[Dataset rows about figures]
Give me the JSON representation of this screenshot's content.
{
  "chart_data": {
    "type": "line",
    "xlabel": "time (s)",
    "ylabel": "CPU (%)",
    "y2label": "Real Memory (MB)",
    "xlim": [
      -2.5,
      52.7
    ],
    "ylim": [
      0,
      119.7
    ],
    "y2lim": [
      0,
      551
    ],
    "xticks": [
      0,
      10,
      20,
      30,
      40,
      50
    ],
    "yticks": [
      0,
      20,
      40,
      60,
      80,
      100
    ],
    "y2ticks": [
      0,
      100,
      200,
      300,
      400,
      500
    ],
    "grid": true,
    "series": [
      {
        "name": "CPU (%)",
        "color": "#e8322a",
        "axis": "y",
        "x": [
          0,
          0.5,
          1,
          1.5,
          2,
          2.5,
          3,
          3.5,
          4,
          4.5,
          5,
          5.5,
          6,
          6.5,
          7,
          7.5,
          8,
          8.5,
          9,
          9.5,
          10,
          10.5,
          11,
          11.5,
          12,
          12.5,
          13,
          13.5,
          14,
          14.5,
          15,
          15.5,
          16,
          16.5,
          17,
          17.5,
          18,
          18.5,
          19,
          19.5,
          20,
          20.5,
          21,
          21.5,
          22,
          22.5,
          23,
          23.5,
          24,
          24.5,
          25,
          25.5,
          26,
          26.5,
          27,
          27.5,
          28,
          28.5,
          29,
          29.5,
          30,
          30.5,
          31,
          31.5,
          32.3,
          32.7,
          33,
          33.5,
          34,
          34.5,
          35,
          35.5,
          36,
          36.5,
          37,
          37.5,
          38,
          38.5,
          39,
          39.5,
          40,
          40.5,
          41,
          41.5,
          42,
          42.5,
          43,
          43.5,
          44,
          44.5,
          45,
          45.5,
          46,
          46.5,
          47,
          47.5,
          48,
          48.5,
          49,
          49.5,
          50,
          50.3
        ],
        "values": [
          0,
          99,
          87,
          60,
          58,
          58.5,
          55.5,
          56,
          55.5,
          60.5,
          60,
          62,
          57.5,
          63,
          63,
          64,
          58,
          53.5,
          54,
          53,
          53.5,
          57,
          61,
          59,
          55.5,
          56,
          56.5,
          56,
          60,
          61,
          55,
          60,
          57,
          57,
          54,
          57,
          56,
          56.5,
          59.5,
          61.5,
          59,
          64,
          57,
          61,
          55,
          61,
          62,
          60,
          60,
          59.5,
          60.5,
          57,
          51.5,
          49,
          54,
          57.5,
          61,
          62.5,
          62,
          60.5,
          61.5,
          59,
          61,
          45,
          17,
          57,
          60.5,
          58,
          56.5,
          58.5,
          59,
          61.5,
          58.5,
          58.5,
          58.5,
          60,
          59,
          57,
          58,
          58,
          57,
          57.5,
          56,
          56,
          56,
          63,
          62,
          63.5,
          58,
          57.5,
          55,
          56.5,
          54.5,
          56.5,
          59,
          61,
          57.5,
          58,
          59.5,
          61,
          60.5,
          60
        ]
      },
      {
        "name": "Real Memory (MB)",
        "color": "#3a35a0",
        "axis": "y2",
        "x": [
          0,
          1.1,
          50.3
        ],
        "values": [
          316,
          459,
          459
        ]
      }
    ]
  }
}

# [Set task]
Copy every line of the listing that includes the string "Real".

# [Result below]
    "y2label": "Real Memory (MB)",
        "name": "Real Memory (MB)",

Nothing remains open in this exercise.